Listed entries
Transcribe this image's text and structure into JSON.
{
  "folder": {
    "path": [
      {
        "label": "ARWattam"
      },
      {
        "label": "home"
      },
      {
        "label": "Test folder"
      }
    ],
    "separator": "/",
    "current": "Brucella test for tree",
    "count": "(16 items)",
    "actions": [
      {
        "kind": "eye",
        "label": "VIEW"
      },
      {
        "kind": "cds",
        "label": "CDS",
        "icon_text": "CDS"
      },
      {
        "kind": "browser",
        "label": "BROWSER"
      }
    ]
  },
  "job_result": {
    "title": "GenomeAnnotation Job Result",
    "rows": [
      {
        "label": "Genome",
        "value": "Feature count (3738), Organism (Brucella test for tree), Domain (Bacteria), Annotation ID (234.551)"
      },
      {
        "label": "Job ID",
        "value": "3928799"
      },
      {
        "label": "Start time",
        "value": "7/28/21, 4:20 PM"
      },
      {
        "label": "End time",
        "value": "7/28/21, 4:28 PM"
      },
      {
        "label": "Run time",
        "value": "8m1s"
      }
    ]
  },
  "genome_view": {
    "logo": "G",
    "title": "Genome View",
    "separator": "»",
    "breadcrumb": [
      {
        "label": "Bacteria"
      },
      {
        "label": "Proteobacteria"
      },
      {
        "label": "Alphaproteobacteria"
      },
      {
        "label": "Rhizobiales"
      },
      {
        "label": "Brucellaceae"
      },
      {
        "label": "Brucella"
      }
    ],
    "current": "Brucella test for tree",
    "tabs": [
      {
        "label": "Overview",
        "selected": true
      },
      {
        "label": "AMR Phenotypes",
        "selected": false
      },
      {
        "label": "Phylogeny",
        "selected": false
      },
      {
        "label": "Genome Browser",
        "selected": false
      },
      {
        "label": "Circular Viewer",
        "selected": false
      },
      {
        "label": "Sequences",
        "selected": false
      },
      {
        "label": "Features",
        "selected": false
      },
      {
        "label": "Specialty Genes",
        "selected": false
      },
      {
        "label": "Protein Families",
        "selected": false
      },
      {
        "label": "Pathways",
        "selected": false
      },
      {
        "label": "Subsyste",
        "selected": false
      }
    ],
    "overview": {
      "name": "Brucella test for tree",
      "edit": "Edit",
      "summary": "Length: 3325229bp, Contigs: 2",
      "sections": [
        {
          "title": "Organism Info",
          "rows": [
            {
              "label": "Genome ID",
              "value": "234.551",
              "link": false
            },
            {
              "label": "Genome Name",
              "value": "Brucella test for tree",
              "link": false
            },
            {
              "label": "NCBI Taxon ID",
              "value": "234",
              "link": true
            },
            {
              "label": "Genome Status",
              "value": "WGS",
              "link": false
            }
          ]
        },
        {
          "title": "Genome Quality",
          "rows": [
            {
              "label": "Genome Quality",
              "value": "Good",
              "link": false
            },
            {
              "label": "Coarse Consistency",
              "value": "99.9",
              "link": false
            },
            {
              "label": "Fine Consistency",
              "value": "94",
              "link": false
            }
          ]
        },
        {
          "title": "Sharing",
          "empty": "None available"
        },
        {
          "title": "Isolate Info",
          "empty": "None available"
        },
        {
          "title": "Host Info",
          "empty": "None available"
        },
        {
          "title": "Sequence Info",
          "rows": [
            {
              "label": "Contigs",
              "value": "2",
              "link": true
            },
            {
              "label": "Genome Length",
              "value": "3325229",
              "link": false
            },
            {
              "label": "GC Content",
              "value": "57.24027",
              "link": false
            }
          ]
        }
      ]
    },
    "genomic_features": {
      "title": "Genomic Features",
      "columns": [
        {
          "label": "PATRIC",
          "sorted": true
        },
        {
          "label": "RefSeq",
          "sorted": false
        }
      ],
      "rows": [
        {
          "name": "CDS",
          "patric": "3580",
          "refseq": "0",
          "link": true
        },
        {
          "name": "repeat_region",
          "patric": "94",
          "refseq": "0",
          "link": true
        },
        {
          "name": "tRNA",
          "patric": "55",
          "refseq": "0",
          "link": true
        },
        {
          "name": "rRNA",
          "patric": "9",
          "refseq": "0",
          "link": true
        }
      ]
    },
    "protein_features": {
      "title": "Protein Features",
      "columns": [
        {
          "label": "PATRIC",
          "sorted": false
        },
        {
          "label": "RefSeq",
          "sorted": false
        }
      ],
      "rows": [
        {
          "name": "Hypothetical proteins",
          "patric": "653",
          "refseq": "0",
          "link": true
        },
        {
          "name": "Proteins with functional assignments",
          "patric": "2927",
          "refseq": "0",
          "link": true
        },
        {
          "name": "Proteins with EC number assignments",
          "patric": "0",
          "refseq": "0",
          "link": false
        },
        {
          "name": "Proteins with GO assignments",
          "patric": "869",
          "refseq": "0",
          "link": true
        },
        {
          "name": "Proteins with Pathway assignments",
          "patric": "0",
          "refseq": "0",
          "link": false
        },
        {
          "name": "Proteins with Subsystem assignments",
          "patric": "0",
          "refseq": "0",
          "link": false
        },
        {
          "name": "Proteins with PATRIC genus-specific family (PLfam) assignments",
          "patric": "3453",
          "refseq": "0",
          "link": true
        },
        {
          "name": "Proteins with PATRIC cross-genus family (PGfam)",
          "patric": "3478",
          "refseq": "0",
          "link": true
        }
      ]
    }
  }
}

Directions
Working from the listing above, give it again word for word.

Reply to the task
Transcribe this image's text and structure into JSON.
{
  "folder": {
    "path": [
      {
        "label": "ARWattam"
      },
      {
        "label": "home"
      },
      {
        "label": "Test folder"
      }
    ],
    "separator": "/",
    "current": "Brucella test for tree",
    "count": "(16 items)",
    "actions": [
      {
        "kind": "eye",
        "label": "VIEW"
      },
      {
        "kind": "cds",
        "label": "CDS",
        "icon_text": "CDS"
      },
      {
        "kind": "browser",
        "label": "BROWSER"
      }
    ]
  },
  "job_result": {
    "title": "GenomeAnnotation Job Result",
    "rows": [
      {
        "label": "Genome",
        "value": "Feature count (3738), Organism (Brucella test for tree), Domain (Bacteria), Annotation ID (234.551)"
      },
      {
        "label": "Job ID",
        "value": "3928799"
      },
      {
        "label": "Start time",
        "value": "7/28/21, 4:20 PM"
      },
      {
        "label": "End time",
        "value": "7/28/21, 4:28 PM"
      },
      {
        "label": "Run time",
        "value": "8m1s"
      }
    ]
  },
  "genome_view": {
    "logo": "G",
    "title": "Genome View",
    "separator": "»",
    "breadcrumb": [
      {
        "label": "Bacteria"
      },
      {
        "label": "Proteobacteria"
      },
      {
        "label": "Alphaproteobacteria"
      },
      {
        "label": "Rhizobiales"
      },
      {
        "label": "Brucellaceae"
      },
      {
        "label": "Brucella"
      }
    ],
    "current": "Brucella test for tree",
    "tabs": [
      {
        "label": "Overview",
        "selected": true
      },
      {
        "label": "AMR Phenotypes",
        "selected": false
      },
      {
        "label": "Phylogeny",
        "selected": false
      },
      {
        "label": "Genome Browser",
        "selected": false
      },
      {
        "label": "Circular Viewer",
        "selected": false
      },
      {
        "label": "Sequences",
        "selected": false
      },
      {
        "label": "Features",
        "selected": false
      },
      {
        "label": "Specialty Genes",
        "selected": false
      },
      {
        "label": "Protein Families",
        "selected": false
      },
      {
        "label": "Pathways",
        "selected": false
      },
      {
        "label": "Subsyste",
        "selected": false
      }
    ],
    "overview": {
      "name": "Brucella test for tree",
      "edit": "Edit",
      "summary": "Length: 3325229bp, Contigs: 2",
      "sections": [
        {
          "title": "Organism Info",
          "rows": [
            {
              "label": "Genome ID",
              "value": "234.551",
              "link": false
            },
            {
              "label": "Genome Name",
              "value": "Brucella test for tree",
              "link": false
            },
            {
              "label": "NCBI Taxon ID",
              "value": "234",
              "link": true
            },
            {
              "label": "Genome Status",
              "value": "WGS",
              "link": false
            }
          ]
        },
        {
          "title": "Genome Quality",
          "rows": [
            {
              "label": "Genome Quality",
              "value": "Good",
              "link": false
            },
            {
              "label": "Coarse Consistency",
              "value": "99.9",
              "link": false
            },
            {
              "label": "Fine Consistency",
              "value": "94",
              "link": false
            }
          ]
        },
        {
          "title": "Sharing",
          "empty": "None available"
        },
        {
          "title": "Isolate Info",
          "empty": "None available"
        },
        {
          "title": "Host Info",
          "empty": "None available"
        },
        {
          "title": "Sequence Info",
          "rows": [
            {
              "label": "Contigs",
              "value": "2",
              "link": true
            },
            {
              "label": "Genome Length",
              "value": "3325229",
              "link": false
            },
            {
              "label": "GC Content",
              "value": "57.24027",
              "link": false
            }
          ]
        }
      ]
    },
    "genomic_features": {
      "title": "Genomic Features",
      "columns": [
        {
          "label": "PATRIC",
          "sorted": true
        },
        {
          "label": "RefSeq",
          "sorted": false
        }
      ],
      "rows": [
        {
          "name": "CDS",
          "patric": "3580",
          "refseq": "0",
          "link": true
        },
        {
          "name": "repeat_region",
          "patric": "94",
          "refseq": "0",
          "link": true
        },
        {
          "name": "tRNA",
          "patric": "55",
          "refseq": "0",
          "link": true
        },
        {
          "name": "rRNA",
          "patric": "9",
          "refseq": "0",
          "link": true
        }
      ]
    },
    "protein_features": {
      "title": "Protein Features",
      "columns": [
        {
          "label": "PATRIC",
          "sorted": false
        },
        {
          "label": "RefSeq",
          "sorted": false
        }
      ],
      "rows": [
        {
          "name": "Hypothetical proteins",
          "patric": "653",
          "refseq": "0",
          "link": true
        },
        {
          "name": "Proteins with functional assignments",
          "patric": "2927",
          "refseq": "0",
          "link": true
        },
        {
          "name": "Proteins with EC number assignments",
          "patric": "0",
          "refseq": "0",
          "link": false
        },
        {
          "name": "Proteins with GO assignments",
          "patric": "869",
          "refseq": "0",
          "link": true
        },
        {
          "name": "Proteins with Pathway assignments",
          "patric": "0",
          "refseq": "0",
          "link": false
        },
        {
          "name": "Proteins with Subsystem assignments",
          "patric": "0",
          "refseq": "0",
          "link": false
        },
        {
          "name": "Proteins with PATRIC genus-specific family (PLfam) assignments",
          "patric": "3453",
          "refseq": "0",
          "link": true
        },
        {
          "name": "Proteins with PATRIC cross-genus family (PGfam)",
          "patric": "3478",
          "refseq": "0",
          "link": true
        }
      ]
    }
  }
}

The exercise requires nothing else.